- [WHAT YOU HAVE TO DO] Go over the entries below line by line, copying each one that contains the word "name".

- [STORED ROWS]
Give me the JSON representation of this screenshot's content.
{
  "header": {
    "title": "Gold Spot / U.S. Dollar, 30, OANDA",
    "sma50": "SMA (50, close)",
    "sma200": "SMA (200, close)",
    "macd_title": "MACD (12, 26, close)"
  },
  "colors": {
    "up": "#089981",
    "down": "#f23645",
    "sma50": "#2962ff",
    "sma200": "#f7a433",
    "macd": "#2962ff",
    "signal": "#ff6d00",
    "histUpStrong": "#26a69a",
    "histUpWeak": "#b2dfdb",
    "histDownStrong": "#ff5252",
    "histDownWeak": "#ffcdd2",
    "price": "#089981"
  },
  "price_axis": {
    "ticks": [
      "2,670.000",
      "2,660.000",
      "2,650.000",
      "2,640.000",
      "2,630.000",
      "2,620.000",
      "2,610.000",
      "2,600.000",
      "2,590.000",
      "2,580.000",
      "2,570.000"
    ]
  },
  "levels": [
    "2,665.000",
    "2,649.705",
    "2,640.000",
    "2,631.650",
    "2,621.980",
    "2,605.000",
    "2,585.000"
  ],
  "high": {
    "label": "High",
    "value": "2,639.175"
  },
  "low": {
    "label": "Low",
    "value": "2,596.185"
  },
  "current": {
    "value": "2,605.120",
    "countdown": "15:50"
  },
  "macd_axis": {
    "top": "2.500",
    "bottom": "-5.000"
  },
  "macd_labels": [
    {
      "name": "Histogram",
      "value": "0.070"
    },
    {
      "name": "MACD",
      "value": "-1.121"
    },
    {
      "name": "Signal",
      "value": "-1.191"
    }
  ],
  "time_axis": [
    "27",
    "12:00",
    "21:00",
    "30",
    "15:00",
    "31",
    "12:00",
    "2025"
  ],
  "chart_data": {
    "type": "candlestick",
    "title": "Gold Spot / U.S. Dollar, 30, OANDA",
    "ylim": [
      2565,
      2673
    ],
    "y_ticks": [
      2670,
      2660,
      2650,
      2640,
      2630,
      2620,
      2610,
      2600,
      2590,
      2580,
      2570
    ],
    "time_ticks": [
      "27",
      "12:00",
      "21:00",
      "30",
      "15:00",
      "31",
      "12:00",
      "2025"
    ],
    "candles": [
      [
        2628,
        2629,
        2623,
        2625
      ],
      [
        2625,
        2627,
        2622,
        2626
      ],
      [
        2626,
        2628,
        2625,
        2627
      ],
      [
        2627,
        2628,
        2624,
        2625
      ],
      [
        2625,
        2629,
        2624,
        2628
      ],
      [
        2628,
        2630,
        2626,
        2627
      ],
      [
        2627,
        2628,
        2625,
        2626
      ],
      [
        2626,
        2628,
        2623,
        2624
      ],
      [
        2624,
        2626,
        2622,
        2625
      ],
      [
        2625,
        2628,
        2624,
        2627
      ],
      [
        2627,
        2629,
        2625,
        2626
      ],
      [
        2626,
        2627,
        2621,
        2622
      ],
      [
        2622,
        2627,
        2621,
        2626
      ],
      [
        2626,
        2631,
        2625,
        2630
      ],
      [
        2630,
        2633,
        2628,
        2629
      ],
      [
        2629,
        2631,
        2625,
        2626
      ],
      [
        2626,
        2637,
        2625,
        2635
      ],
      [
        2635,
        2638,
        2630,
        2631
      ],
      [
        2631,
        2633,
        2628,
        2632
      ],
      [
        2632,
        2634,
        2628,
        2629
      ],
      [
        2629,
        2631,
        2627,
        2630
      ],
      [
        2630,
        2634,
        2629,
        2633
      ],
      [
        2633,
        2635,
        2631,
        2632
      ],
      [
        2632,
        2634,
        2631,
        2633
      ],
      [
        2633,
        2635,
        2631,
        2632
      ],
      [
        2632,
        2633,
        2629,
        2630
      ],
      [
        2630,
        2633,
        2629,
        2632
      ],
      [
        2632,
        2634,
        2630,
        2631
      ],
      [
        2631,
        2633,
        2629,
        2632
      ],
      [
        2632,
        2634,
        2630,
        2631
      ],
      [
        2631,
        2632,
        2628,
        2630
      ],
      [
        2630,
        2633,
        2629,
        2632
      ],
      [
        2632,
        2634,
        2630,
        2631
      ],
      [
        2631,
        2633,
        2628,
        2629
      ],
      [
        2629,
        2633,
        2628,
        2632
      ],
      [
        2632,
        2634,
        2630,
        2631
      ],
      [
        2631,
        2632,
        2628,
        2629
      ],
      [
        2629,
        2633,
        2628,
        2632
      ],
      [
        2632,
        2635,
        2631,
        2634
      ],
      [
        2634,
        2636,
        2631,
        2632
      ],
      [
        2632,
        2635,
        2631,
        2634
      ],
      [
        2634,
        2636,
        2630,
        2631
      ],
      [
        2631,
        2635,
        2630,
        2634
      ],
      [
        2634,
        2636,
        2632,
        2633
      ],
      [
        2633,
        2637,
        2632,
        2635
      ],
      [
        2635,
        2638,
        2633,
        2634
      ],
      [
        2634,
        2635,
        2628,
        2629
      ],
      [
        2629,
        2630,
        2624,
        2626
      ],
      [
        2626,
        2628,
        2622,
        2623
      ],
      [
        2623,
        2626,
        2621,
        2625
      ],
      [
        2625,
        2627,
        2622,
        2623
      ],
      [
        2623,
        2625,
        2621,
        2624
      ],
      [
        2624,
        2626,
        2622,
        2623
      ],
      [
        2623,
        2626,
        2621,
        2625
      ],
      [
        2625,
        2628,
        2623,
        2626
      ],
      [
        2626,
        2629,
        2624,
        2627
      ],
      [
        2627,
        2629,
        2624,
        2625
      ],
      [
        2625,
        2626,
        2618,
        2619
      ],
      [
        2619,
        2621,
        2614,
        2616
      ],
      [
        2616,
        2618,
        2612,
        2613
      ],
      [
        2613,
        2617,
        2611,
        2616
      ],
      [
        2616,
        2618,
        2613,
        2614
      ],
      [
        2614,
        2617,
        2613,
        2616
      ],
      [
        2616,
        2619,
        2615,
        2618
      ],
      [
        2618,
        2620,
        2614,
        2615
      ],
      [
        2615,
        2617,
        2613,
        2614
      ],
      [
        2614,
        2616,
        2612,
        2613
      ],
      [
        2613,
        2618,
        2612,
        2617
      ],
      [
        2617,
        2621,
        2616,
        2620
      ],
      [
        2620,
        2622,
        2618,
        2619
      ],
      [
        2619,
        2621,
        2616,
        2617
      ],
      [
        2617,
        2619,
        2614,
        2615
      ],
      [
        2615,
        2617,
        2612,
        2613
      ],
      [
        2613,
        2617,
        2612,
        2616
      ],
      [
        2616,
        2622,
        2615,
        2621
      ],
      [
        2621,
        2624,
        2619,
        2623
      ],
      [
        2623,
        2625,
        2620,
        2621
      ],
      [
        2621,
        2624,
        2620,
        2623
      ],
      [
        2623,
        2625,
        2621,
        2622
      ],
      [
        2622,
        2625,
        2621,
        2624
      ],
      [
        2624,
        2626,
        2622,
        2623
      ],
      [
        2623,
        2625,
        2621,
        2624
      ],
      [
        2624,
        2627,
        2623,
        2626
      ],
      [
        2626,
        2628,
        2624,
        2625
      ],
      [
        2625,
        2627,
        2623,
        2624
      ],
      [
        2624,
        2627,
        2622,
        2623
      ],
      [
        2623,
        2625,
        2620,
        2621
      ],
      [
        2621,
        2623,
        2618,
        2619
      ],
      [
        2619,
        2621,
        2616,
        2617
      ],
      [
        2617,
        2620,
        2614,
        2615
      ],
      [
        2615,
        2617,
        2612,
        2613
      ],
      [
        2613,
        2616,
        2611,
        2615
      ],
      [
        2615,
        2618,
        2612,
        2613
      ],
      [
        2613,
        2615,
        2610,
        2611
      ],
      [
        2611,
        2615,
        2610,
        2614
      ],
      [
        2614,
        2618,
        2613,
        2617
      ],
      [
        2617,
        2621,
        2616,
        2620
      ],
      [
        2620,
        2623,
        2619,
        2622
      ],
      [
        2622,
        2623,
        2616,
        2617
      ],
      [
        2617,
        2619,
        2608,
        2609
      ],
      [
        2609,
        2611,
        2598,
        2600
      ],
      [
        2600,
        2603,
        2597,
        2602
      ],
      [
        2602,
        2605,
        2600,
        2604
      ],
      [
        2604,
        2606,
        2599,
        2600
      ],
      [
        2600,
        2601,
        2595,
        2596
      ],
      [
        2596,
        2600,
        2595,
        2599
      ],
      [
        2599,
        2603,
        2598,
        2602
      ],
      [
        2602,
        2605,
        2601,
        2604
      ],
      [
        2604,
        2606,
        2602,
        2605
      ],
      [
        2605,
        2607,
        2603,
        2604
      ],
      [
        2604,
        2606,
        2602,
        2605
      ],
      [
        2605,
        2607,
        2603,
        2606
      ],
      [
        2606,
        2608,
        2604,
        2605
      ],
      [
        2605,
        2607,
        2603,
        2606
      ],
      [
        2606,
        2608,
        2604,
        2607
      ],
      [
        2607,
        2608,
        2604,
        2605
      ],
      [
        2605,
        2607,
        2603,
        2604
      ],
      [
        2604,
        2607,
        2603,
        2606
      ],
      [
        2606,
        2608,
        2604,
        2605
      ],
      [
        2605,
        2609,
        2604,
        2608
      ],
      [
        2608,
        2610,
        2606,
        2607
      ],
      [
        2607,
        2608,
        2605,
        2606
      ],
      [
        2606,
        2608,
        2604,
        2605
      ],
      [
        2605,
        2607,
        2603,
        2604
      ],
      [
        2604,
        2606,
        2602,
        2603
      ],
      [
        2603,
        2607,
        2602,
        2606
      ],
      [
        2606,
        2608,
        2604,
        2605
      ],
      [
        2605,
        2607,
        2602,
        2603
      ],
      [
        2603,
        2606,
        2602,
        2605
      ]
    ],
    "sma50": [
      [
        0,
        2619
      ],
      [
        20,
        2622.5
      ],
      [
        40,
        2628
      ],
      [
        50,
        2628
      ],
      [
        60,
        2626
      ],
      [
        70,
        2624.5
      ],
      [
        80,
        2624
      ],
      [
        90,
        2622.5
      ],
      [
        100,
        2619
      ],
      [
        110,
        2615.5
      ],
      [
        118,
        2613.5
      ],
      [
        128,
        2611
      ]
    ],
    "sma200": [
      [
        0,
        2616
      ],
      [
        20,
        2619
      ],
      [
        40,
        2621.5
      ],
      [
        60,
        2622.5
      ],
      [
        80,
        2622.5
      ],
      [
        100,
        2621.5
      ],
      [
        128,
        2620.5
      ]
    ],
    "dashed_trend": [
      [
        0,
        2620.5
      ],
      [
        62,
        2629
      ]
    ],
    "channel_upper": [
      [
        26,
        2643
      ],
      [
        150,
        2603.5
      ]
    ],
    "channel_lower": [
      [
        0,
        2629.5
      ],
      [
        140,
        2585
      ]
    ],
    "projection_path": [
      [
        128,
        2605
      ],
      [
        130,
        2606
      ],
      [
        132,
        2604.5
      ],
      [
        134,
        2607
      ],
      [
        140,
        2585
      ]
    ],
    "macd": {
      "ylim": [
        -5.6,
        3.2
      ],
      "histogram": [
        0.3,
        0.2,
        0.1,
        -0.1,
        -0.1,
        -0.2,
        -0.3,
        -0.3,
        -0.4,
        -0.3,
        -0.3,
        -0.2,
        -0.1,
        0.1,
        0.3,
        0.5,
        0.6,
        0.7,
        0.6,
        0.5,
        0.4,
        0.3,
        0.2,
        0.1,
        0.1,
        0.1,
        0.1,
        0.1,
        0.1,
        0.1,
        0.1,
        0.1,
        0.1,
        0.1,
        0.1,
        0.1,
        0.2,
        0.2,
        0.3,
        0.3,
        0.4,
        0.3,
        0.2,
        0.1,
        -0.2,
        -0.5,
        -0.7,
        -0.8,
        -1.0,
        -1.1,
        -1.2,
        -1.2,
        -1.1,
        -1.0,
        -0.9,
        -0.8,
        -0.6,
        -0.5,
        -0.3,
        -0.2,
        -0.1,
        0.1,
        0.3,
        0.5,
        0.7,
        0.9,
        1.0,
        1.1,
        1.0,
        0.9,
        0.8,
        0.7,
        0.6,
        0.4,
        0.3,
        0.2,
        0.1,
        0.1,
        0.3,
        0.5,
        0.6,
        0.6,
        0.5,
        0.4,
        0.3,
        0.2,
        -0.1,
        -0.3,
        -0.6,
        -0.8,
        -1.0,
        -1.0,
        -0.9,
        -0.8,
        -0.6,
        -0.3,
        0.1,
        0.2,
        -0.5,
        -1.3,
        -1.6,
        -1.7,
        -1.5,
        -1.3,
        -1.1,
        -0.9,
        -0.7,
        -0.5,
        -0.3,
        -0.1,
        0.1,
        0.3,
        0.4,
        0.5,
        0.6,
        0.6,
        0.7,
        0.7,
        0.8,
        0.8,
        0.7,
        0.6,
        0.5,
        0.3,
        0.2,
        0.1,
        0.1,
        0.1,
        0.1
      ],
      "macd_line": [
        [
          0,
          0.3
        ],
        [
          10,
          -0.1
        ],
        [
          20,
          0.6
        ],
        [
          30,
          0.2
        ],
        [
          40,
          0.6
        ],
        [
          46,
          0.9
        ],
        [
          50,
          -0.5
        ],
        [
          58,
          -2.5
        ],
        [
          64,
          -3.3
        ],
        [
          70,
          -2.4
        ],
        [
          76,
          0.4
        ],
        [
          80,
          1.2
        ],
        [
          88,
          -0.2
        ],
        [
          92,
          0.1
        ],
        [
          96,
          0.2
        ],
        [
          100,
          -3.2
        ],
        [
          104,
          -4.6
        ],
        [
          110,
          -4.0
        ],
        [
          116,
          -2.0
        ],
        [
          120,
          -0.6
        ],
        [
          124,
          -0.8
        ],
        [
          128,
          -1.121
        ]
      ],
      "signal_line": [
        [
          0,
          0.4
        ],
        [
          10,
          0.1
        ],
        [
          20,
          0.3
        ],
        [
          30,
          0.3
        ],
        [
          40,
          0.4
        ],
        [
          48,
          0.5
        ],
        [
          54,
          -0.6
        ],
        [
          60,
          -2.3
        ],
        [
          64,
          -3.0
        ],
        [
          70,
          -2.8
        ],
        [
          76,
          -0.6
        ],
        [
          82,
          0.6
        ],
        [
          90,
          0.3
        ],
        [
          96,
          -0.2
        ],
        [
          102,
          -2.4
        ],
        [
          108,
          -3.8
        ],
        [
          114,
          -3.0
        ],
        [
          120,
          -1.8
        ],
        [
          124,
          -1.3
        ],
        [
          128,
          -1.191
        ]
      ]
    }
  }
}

- [ANSWER TO THE PROBLEM]
      "name": "Histogram",
      "name": "MACD",
      "name": "Signal",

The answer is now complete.